■ Directions: Go through the lines below. Copy those with "Zeit".
----------
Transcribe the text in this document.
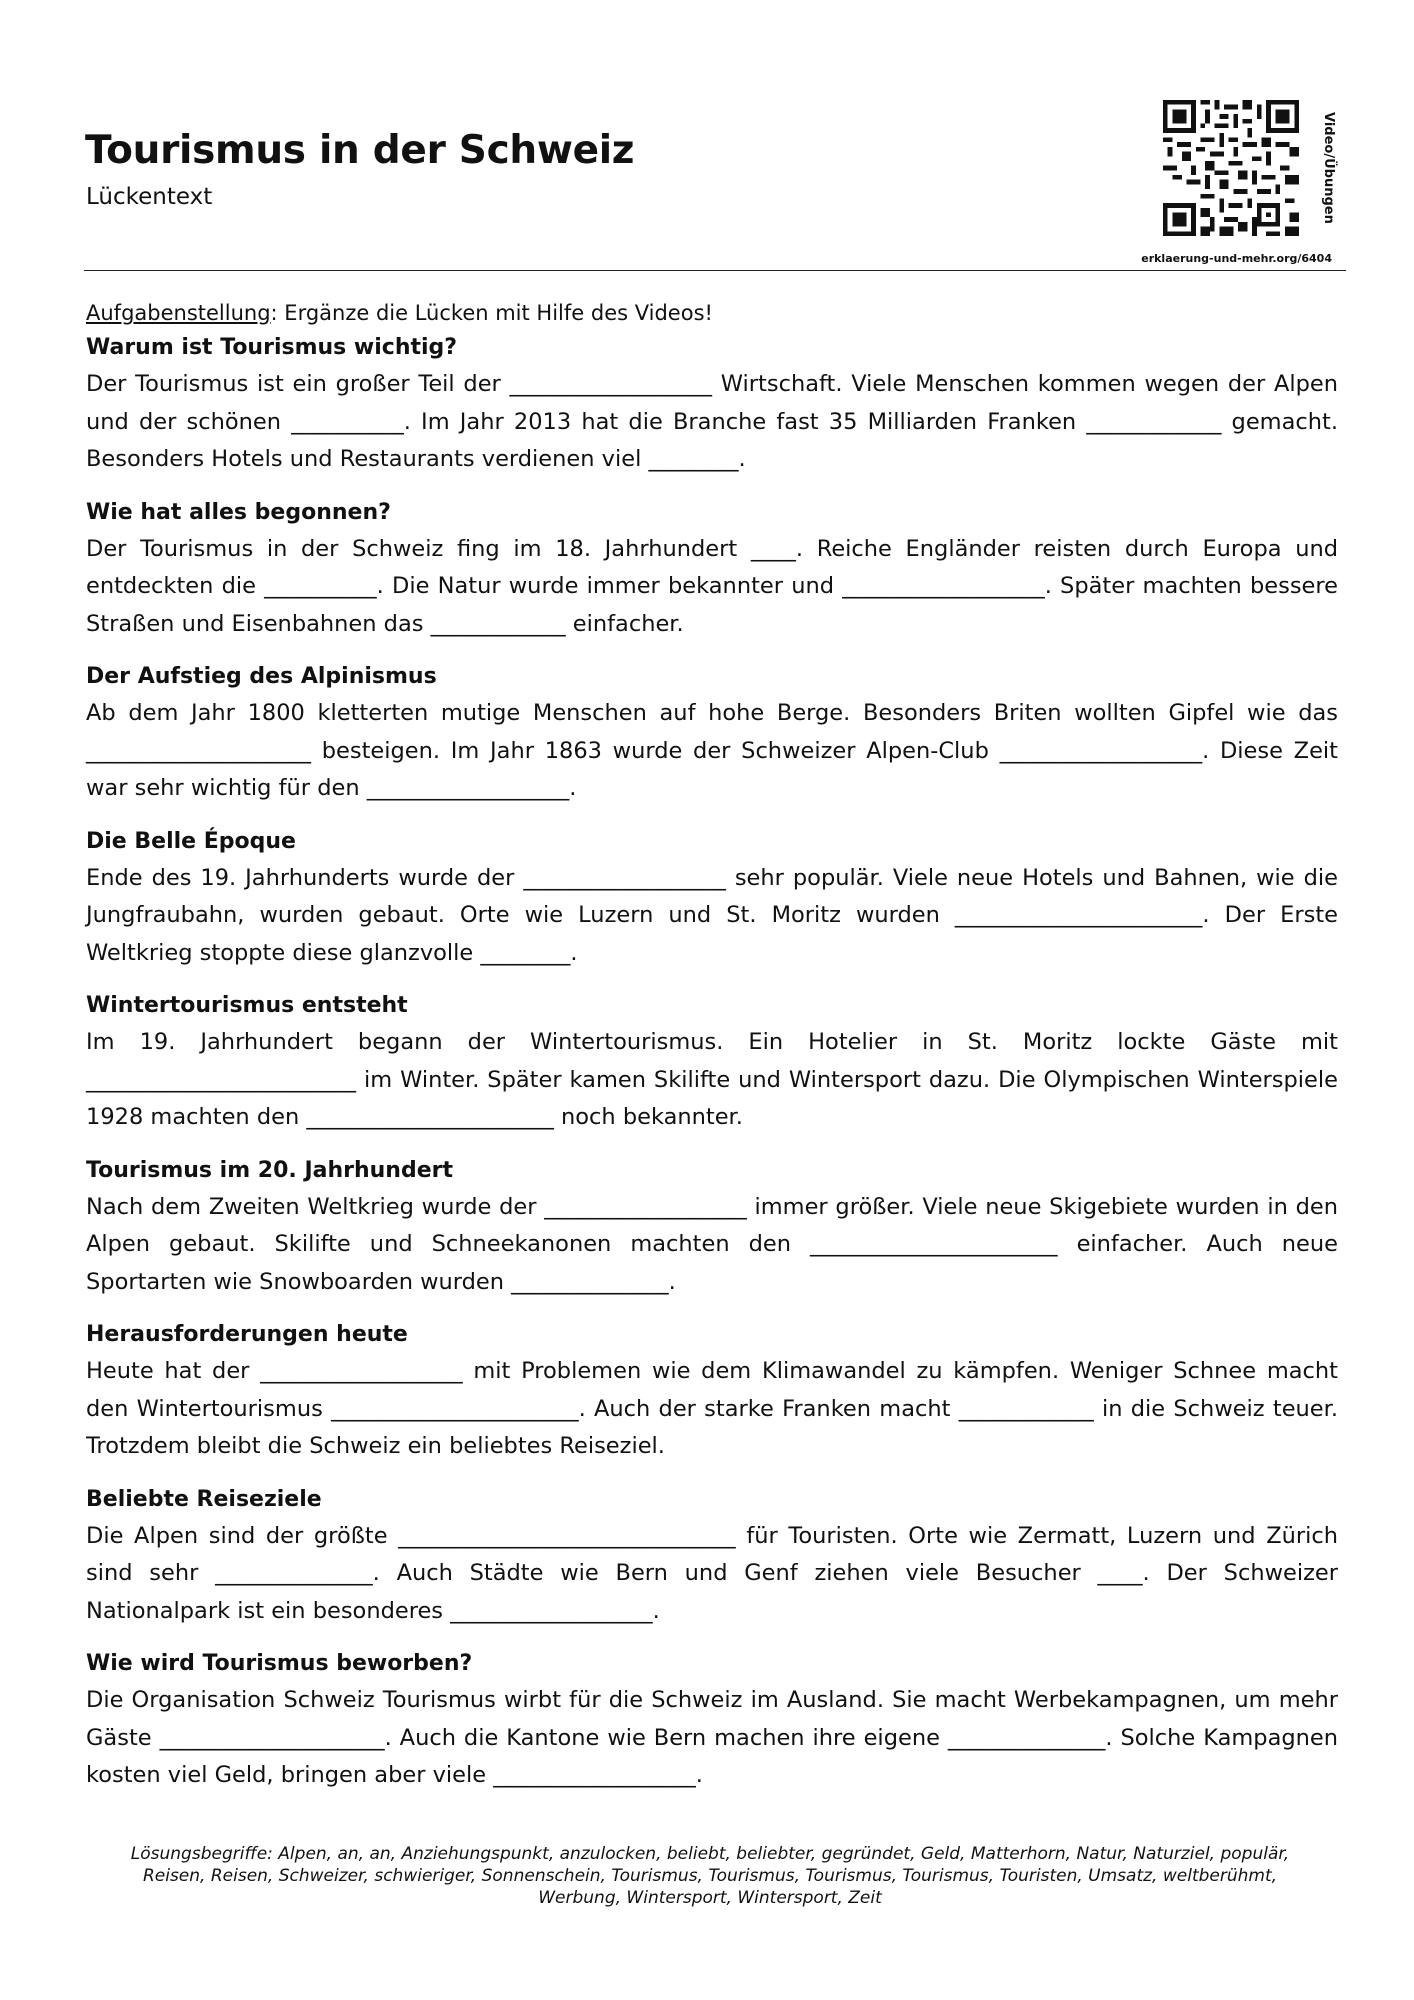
Tourismus in der Schweiz
Lückentext	Video/Übungen
erklaerung-und-mehr.org/6404

Aufgabenstellung: Ergänze die Lücken mit Hilfe des Videos!

Warum ist Tourismus wichtig?

Der Tourismus ist ein großer Teil der __________________ Wirtschaft. Viele Menschen kommen wegen der Alpen und der schönen __________. Im Jahr 2013 hat die Branche fast 35 Milliarden Franken ____________ gemacht. Besonders Hotels und Restaurants verdienen viel ________.

Wie hat alles begonnen?

Der Tourismus in der Schweiz fing im 18. Jahrhundert ____. Reiche Engländer reisten durch Europa und entdeckten die __________. Die Natur wurde immer bekannter und __________________. Später machten bessere Straßen und Eisenbahnen das ____________ einfacher.

Der Aufstieg des Alpinismus

Ab dem Jahr 1800 kletterten mutige Menschen auf hohe Berge. Besonders Briten wollten Gipfel wie das ____________________ besteigen. Im Jahr 1863 wurde der Schweizer Alpen-Club __________________. Diese Zeit war sehr wichtig für den __________________.

Die Belle Époque

Ende des 19. Jahrhunderts wurde der __________________ sehr populär. Viele neue Hotels und Bahnen, wie die Jungfraubahn, wurden gebaut. Orte wie Luzern und St. Moritz wurden ______________________. Der Erste Weltkrieg stoppte diese glanzvolle ________.

Wintertourismus entsteht

Im 19. Jahrhundert begann der Wintertourismus. Ein Hotelier in St. Moritz lockte Gäste mit ________________________ im Winter. Später kamen Skilifte und Wintersport dazu. Die Olympischen Winterspiele 1928 machten den ______________________ noch bekannter.

Tourismus im 20. Jahrhundert

Nach dem Zweiten Weltkrieg wurde der __________________ immer größer. Viele neue Skigebiete wurden in den Alpen gebaut. Skilifte und Schneekanonen machten den ______________________ einfacher. Auch neue Sportarten wie Snowboarden wurden ______________.

Herausforderungen heute

Heute hat der __________________ mit Problemen wie dem Klimawandel zu kämpfen. Weniger Schnee macht den Wintertourismus ______________________. Auch der starke Franken macht ____________ in die Schweiz teuer. Trotzdem bleibt die Schweiz ein beliebtes Reiseziel.

Beliebte Reiseziele

Die Alpen sind der größte ______________________________ für Touristen. Orte wie Zermatt, Luzern und Zürich sind sehr ______________. Auch Städte wie Bern und Genf ziehen viele Besucher ____. Der Schweizer Nationalpark ist ein besonderes __________________.

Wie wird Tourismus beworben?

Die Organisation Schweiz Tourismus wirbt für die Schweiz im Ausland. Sie macht Werbekampagnen, um mehr Gäste ____________________. Auch die Kantone wie Bern machen ihre eigene ______________. Solche Kampagnen kosten viel Geld, bringen aber viele __________________.

Lösungsbegriffe: Alpen, an, an, Anziehungspunkt, anzulocken, beliebt, beliebter, gegründet, Geld, Matterhorn, Natur, Naturziel, populär, Reisen, Reisen, Schweizer, schwieriger, Sonnenschein, Tourismus, Tourismus, Tourismus, Tourismus, Touristen, Umsatz, weltberühmt, Werbung, Wintersport, Wintersport, Zeit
----------
■ Response to this exercise:
Ab dem Jahr 1800 kletterten mutige Menschen auf hohe Berge. Besonders Briten wollten Gipfel wie das ____________________ besteigen. Im Jahr 1863 wurde der Schweizer Alpen-Club __________________. Diese Zeit war sehr wichtig für den __________________.
Lösungsbegriffe: Alpen, an, an, Anziehungspunkt, anzulocken, beliebt, beliebter, gegründet, Geld, Matterhorn, Natur, Naturziel, populär, Reisen, Reisen, Schweizer, schwieriger, Sonnenschein, Tourismus, Tourismus, Tourismus, Tourismus, Touristen, Umsatz, weltberühmt, Werbung, Wintersport, Wintersport, Zeit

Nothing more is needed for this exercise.